Dataset rows
☆ ☆ ☆ ☆

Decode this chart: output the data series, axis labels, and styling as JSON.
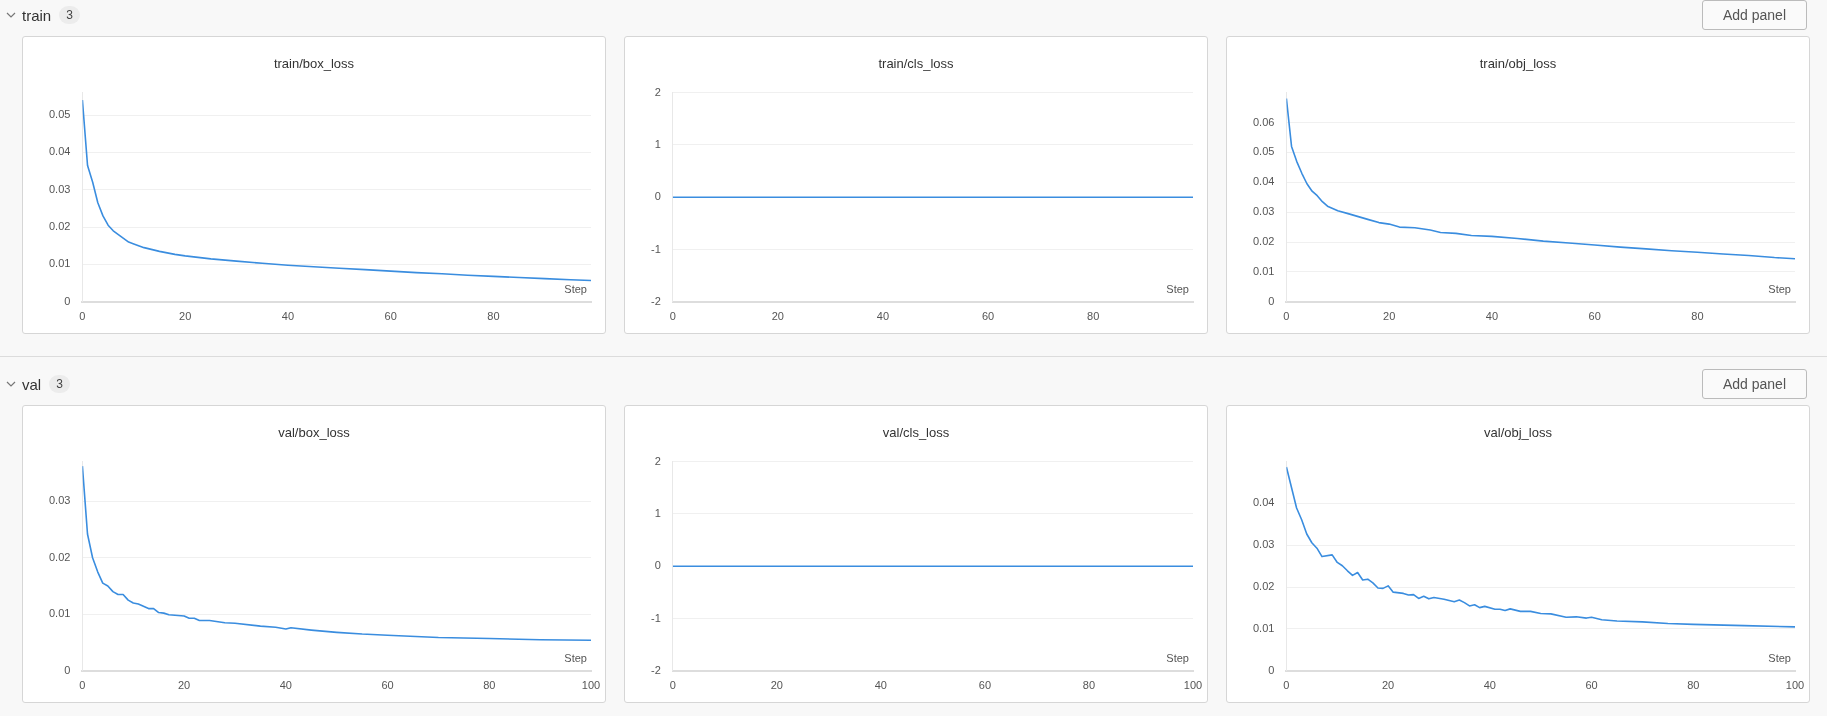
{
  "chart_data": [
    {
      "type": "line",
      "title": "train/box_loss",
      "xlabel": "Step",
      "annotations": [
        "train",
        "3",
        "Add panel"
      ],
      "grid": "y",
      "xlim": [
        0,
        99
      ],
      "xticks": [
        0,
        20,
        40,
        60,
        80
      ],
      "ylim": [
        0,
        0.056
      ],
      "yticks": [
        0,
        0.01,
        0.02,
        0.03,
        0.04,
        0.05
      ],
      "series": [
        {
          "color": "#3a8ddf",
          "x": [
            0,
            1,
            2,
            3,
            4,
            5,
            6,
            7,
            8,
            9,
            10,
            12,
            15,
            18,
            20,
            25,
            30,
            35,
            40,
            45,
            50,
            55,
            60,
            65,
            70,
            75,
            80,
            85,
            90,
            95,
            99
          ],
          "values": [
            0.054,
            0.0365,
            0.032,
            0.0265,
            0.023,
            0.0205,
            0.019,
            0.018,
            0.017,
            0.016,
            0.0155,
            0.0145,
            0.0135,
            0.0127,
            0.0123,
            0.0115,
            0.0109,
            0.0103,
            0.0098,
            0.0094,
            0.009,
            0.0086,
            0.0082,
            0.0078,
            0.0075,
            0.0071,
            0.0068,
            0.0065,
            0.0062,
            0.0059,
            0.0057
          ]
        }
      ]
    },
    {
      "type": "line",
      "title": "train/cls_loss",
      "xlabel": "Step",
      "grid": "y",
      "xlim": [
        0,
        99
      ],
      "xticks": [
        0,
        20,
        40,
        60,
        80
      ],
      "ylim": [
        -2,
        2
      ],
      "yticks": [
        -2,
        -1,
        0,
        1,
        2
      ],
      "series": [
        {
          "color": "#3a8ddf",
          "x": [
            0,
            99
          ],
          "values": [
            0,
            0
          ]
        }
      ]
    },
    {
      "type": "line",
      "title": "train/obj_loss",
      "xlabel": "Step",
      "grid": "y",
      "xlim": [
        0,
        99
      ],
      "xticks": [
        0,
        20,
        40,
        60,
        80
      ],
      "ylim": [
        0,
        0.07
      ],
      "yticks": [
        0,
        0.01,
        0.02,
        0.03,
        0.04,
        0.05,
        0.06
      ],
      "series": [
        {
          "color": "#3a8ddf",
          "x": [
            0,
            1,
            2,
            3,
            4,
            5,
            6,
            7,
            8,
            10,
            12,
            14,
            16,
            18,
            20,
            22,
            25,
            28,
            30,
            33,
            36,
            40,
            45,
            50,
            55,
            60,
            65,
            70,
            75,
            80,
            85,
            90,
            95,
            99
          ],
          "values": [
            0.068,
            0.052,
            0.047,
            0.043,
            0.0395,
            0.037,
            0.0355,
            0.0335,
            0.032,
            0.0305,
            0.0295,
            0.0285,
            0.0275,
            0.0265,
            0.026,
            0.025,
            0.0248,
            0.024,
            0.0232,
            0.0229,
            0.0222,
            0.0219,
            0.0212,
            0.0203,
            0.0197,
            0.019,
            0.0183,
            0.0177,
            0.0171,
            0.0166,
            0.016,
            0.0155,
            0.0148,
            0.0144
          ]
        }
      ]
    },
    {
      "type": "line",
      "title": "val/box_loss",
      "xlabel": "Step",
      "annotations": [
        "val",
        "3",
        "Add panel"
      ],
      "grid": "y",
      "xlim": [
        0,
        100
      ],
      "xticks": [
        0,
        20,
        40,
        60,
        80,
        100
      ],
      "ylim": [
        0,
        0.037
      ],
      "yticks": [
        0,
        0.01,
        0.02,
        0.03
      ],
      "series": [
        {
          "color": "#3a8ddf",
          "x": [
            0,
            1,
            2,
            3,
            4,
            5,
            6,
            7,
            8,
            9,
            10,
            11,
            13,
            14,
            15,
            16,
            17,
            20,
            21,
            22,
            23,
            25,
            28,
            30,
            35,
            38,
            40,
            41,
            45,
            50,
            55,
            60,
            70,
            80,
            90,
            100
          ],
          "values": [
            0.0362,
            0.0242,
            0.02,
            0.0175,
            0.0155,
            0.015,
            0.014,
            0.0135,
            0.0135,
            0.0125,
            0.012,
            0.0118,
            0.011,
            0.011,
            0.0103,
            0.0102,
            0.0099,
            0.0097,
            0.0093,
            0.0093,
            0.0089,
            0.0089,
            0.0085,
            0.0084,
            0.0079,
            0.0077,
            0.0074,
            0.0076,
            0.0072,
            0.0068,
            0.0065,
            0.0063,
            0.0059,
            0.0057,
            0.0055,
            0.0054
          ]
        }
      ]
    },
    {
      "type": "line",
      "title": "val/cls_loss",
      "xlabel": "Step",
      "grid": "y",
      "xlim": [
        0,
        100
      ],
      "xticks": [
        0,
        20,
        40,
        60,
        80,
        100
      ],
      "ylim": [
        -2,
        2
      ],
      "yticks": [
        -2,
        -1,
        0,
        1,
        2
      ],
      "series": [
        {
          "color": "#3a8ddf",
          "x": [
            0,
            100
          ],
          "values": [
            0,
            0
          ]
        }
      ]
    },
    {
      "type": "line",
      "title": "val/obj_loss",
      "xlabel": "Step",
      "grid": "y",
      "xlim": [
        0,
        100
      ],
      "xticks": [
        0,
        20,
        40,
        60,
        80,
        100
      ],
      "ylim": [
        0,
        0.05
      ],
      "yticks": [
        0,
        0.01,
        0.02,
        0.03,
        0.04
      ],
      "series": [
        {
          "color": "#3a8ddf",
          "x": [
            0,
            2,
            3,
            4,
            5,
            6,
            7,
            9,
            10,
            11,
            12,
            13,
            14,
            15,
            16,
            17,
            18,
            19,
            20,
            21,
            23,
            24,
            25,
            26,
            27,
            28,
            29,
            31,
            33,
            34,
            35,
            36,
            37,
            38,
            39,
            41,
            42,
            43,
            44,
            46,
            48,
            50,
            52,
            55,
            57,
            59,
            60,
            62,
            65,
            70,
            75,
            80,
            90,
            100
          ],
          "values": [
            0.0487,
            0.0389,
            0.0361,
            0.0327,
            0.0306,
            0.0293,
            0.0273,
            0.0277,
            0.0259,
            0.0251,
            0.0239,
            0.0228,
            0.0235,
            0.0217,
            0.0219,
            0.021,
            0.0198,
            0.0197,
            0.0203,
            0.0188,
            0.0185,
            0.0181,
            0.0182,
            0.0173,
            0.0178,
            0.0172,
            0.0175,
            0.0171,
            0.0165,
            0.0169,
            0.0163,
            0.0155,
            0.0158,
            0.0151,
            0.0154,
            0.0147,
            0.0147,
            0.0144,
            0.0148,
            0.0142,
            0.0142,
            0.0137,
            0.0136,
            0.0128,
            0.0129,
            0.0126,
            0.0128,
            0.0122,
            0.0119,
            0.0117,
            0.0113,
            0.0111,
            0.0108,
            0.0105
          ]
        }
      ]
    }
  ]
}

☆ ☆ ☆ ☆

● SET TASK:
Set down the lines of the records above exactly, apart from the pictures.

● ANSWER TO THE TASK:
Decode this chart: output the data series, axis labels, and styling as JSON.
{
  "chart_data": [
    {
      "type": "line",
      "title": "train/box_loss",
      "xlabel": "Step",
      "annotations": [
        "train",
        "3",
        "Add panel"
      ],
      "grid": "y",
      "xlim": [
        0,
        99
      ],
      "xticks": [
        0,
        20,
        40,
        60,
        80
      ],
      "ylim": [
        0,
        0.056
      ],
      "yticks": [
        0,
        0.01,
        0.02,
        0.03,
        0.04,
        0.05
      ],
      "series": [
        {
          "color": "#3a8ddf",
          "x": [
            0,
            1,
            2,
            3,
            4,
            5,
            6,
            7,
            8,
            9,
            10,
            12,
            15,
            18,
            20,
            25,
            30,
            35,
            40,
            45,
            50,
            55,
            60,
            65,
            70,
            75,
            80,
            85,
            90,
            95,
            99
          ],
          "values": [
            0.054,
            0.0365,
            0.032,
            0.0265,
            0.023,
            0.0205,
            0.019,
            0.018,
            0.017,
            0.016,
            0.0155,
            0.0145,
            0.0135,
            0.0127,
            0.0123,
            0.0115,
            0.0109,
            0.0103,
            0.0098,
            0.0094,
            0.009,
            0.0086,
            0.0082,
            0.0078,
            0.0075,
            0.0071,
            0.0068,
            0.0065,
            0.0062,
            0.0059,
            0.0057
          ]
        }
      ]
    },
    {
      "type": "line",
      "title": "train/cls_loss",
      "xlabel": "Step",
      "grid": "y",
      "xlim": [
        0,
        99
      ],
      "xticks": [
        0,
        20,
        40,
        60,
        80
      ],
      "ylim": [
        -2,
        2
      ],
      "yticks": [
        -2,
        -1,
        0,
        1,
        2
      ],
      "series": [
        {
          "color": "#3a8ddf",
          "x": [
            0,
            99
          ],
          "values": [
            0,
            0
          ]
        }
      ]
    },
    {
      "type": "line",
      "title": "train/obj_loss",
      "xlabel": "Step",
      "grid": "y",
      "xlim": [
        0,
        99
      ],
      "xticks": [
        0,
        20,
        40,
        60,
        80
      ],
      "ylim": [
        0,
        0.07
      ],
      "yticks": [
        0,
        0.01,
        0.02,
        0.03,
        0.04,
        0.05,
        0.06
      ],
      "series": [
        {
          "color": "#3a8ddf",
          "x": [
            0,
            1,
            2,
            3,
            4,
            5,
            6,
            7,
            8,
            10,
            12,
            14,
            16,
            18,
            20,
            22,
            25,
            28,
            30,
            33,
            36,
            40,
            45,
            50,
            55,
            60,
            65,
            70,
            75,
            80,
            85,
            90,
            95,
            99
          ],
          "values": [
            0.068,
            0.052,
            0.047,
            0.043,
            0.0395,
            0.037,
            0.0355,
            0.0335,
            0.032,
            0.0305,
            0.0295,
            0.0285,
            0.0275,
            0.0265,
            0.026,
            0.025,
            0.0248,
            0.024,
            0.0232,
            0.0229,
            0.0222,
            0.0219,
            0.0212,
            0.0203,
            0.0197,
            0.019,
            0.0183,
            0.0177,
            0.0171,
            0.0166,
            0.016,
            0.0155,
            0.0148,
            0.0144
          ]
        }
      ]
    },
    {
      "type": "line",
      "title": "val/box_loss",
      "xlabel": "Step",
      "annotations": [
        "val",
        "3",
        "Add panel"
      ],
      "grid": "y",
      "xlim": [
        0,
        100
      ],
      "xticks": [
        0,
        20,
        40,
        60,
        80,
        100
      ],
      "ylim": [
        0,
        0.037
      ],
      "yticks": [
        0,
        0.01,
        0.02,
        0.03
      ],
      "series": [
        {
          "color": "#3a8ddf",
          "x": [
            0,
            1,
            2,
            3,
            4,
            5,
            6,
            7,
            8,
            9,
            10,
            11,
            13,
            14,
            15,
            16,
            17,
            20,
            21,
            22,
            23,
            25,
            28,
            30,
            35,
            38,
            40,
            41,
            45,
            50,
            55,
            60,
            70,
            80,
            90,
            100
          ],
          "values": [
            0.0362,
            0.0242,
            0.02,
            0.0175,
            0.0155,
            0.015,
            0.014,
            0.0135,
            0.0135,
            0.0125,
            0.012,
            0.0118,
            0.011,
            0.011,
            0.0103,
            0.0102,
            0.0099,
            0.0097,
            0.0093,
            0.0093,
            0.0089,
            0.0089,
            0.0085,
            0.0084,
            0.0079,
            0.0077,
            0.0074,
            0.0076,
            0.0072,
            0.0068,
            0.0065,
            0.0063,
            0.0059,
            0.0057,
            0.0055,
            0.0054
          ]
        }
      ]
    },
    {
      "type": "line",
      "title": "val/cls_loss",
      "xlabel": "Step",
      "grid": "y",
      "xlim": [
        0,
        100
      ],
      "xticks": [
        0,
        20,
        40,
        60,
        80,
        100
      ],
      "ylim": [
        -2,
        2
      ],
      "yticks": [
        -2,
        -1,
        0,
        1,
        2
      ],
      "series": [
        {
          "color": "#3a8ddf",
          "x": [
            0,
            100
          ],
          "values": [
            0,
            0
          ]
        }
      ]
    },
    {
      "type": "line",
      "title": "val/obj_loss",
      "xlabel": "Step",
      "grid": "y",
      "xlim": [
        0,
        100
      ],
      "xticks": [
        0,
        20,
        40,
        60,
        80,
        100
      ],
      "ylim": [
        0,
        0.05
      ],
      "yticks": [
        0,
        0.01,
        0.02,
        0.03,
        0.04
      ],
      "series": [
        {
          "color": "#3a8ddf",
          "x": [
            0,
            2,
            3,
            4,
            5,
            6,
            7,
            9,
            10,
            11,
            12,
            13,
            14,
            15,
            16,
            17,
            18,
            19,
            20,
            21,
            23,
            24,
            25,
            26,
            27,
            28,
            29,
            31,
            33,
            34,
            35,
            36,
            37,
            38,
            39,
            41,
            42,
            43,
            44,
            46,
            48,
            50,
            52,
            55,
            57,
            59,
            60,
            62,
            65,
            70,
            75,
            80,
            90,
            100
          ],
          "values": [
            0.0487,
            0.0389,
            0.0361,
            0.0327,
            0.0306,
            0.0293,
            0.0273,
            0.0277,
            0.0259,
            0.0251,
            0.0239,
            0.0228,
            0.0235,
            0.0217,
            0.0219,
            0.021,
            0.0198,
            0.0197,
            0.0203,
            0.0188,
            0.0185,
            0.0181,
            0.0182,
            0.0173,
            0.0178,
            0.0172,
            0.0175,
            0.0171,
            0.0165,
            0.0169,
            0.0163,
            0.0155,
            0.0158,
            0.0151,
            0.0154,
            0.0147,
            0.0147,
            0.0144,
            0.0148,
            0.0142,
            0.0142,
            0.0137,
            0.0136,
            0.0128,
            0.0129,
            0.0126,
            0.0128,
            0.0122,
            0.0119,
            0.0117,
            0.0113,
            0.0111,
            0.0108,
            0.0105
          ]
        }
      ]
    }
  ]
}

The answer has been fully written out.